Exercise objective: Repeat the whole listing below, word for word.

Excerpted data:
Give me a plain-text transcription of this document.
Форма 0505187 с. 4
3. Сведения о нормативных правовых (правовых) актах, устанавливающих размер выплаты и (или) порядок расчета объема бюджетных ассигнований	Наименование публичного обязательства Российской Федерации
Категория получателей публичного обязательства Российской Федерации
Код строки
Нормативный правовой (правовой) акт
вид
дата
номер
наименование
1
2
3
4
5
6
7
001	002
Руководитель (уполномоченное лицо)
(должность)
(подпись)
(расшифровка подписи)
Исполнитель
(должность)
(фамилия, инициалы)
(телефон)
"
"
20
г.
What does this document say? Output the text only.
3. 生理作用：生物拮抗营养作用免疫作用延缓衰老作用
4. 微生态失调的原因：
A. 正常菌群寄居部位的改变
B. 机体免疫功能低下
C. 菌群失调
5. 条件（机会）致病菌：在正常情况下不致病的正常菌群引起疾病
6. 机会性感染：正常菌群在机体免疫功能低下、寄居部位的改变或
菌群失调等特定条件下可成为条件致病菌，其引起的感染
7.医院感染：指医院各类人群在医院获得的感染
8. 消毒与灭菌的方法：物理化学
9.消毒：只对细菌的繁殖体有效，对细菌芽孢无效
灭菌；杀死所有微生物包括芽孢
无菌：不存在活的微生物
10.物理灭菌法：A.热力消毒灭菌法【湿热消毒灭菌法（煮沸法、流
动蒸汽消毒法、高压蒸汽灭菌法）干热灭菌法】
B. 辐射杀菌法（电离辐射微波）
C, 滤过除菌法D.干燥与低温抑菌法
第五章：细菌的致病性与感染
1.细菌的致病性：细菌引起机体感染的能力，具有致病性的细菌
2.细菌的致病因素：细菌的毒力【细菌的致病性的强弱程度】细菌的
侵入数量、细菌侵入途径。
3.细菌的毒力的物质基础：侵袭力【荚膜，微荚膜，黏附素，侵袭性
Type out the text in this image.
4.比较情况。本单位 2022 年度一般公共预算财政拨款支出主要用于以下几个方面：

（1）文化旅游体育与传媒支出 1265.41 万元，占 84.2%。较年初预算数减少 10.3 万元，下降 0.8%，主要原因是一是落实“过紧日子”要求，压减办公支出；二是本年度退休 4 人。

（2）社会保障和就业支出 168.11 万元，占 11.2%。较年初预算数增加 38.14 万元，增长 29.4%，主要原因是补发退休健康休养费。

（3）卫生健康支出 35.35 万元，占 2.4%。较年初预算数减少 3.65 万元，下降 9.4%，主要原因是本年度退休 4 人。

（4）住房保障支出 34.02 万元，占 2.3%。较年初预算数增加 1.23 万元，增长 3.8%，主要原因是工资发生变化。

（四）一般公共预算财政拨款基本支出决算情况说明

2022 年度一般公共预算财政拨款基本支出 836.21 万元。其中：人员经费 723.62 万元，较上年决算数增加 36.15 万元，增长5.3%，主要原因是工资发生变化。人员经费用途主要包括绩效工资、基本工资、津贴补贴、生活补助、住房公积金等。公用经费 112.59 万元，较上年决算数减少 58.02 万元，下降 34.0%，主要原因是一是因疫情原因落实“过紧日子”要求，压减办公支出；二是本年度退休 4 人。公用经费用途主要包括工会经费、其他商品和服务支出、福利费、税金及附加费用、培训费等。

Response to this task:
Give me a plain-text transcription of this document.
Форма 0505187 с. 4
3. Сведения о нормативных правовых (правовых) актах, устанавливающих размер выплаты и (или) порядок расчета объема бюджетных ассигнований	Наименование публичного обязательства Российской Федерации
Категория получателей публичного обязательства Российской Федерации
Код строки
Нормативный правовой (правовой) акт
вид
дата
номер
наименование
1
2
3
4
5
6
7
001	002
Руководитель (уполномоченное лицо)
(должность)
(подпись)
(расшифровка подписи)
Исполнитель
(должность)
(фамилия, инициалы)
(телефон)
"
"
20
г.
What does this document say? Output the text only.
3. 生理作用：生物拮抗营养作用免疫作用延缓衰老作用
4. 微生态失调的原因：
A. 正常菌群寄居部位的改变
B. 机体免疫功能低下
C. 菌群失调
5. 条件（机会）致病菌：在正常情况下不致病的正常菌群引起疾病
6. 机会性感染：正常菌群在机体免疫功能低下、寄居部位的改变或
菌群失调等特定条件下可成为条件致病菌，其引起的感染
7.医院感染：指医院各类人群在医院获得的感染
8. 消毒与灭菌的方法：物理化学
9.消毒：只对细菌的繁殖体有效，对细菌芽孢无效
灭菌；杀死所有微生物包括芽孢
无菌：不存在活的微生物
10.物理灭菌法：A.热力消毒灭菌法【湿热消毒灭菌法（煮沸法、流
动蒸汽消毒法、高压蒸汽灭菌法）干热灭菌法】
B. 辐射杀菌法（电离辐射微波）
C, 滤过除菌法D.干燥与低温抑菌法
第五章：细菌的致病性与感染
1.细菌的致病性：细菌引起机体感染的能力，具有致病性的细菌
2.细菌的致病因素：细菌的毒力【细菌的致病性的强弱程度】细菌的
侵入数量、细菌侵入途径。
3.细菌的毒力的物质基础：侵袭力【荚膜，微荚膜，黏附素，侵袭性
Type out the text in this image.
4.比较情况。本单位 2022 年度一般公共预算财政拨款支出主要用于以下几个方面：

（1）文化旅游体育与传媒支出 1265.41 万元，占 84.2%。较年初预算数减少 10.3 万元，下降 0.8%，主要原因是一是落实“过紧日子”要求，压减办公支出；二是本年度退休 4 人。

（2）社会保障和就业支出 168.11 万元，占 11.2%。较年初预算数增加 38.14 万元，增长 29.4%，主要原因是补发退休健康休养费。

（3）卫生健康支出 35.35 万元，占 2.4%。较年初预算数减少 3.65 万元，下降 9.4%，主要原因是本年度退休 4 人。

（4）住房保障支出 34.02 万元，占 2.3%。较年初预算数增加 1.23 万元，增长 3.8%，主要原因是工资发生变化。

（四）一般公共预算财政拨款基本支出决算情况说明

2022 年度一般公共预算财政拨款基本支出 836.21 万元。其中：人员经费 723.62 万元，较上年决算数增加 36.15 万元，增长5.3%，主要原因是工资发生变化。人员经费用途主要包括绩效工资、基本工资、津贴补贴、生活补助、住房公积金等。公用经费 112.59 万元，较上年决算数减少 58.02 万元，下降 34.0%，主要原因是一是因疫情原因落实“过紧日子”要求，压减办公支出；二是本年度退休 4 人。公用经费用途主要包括工会经费、其他商品和服务支出、福利费、税金及附加费用、培训费等。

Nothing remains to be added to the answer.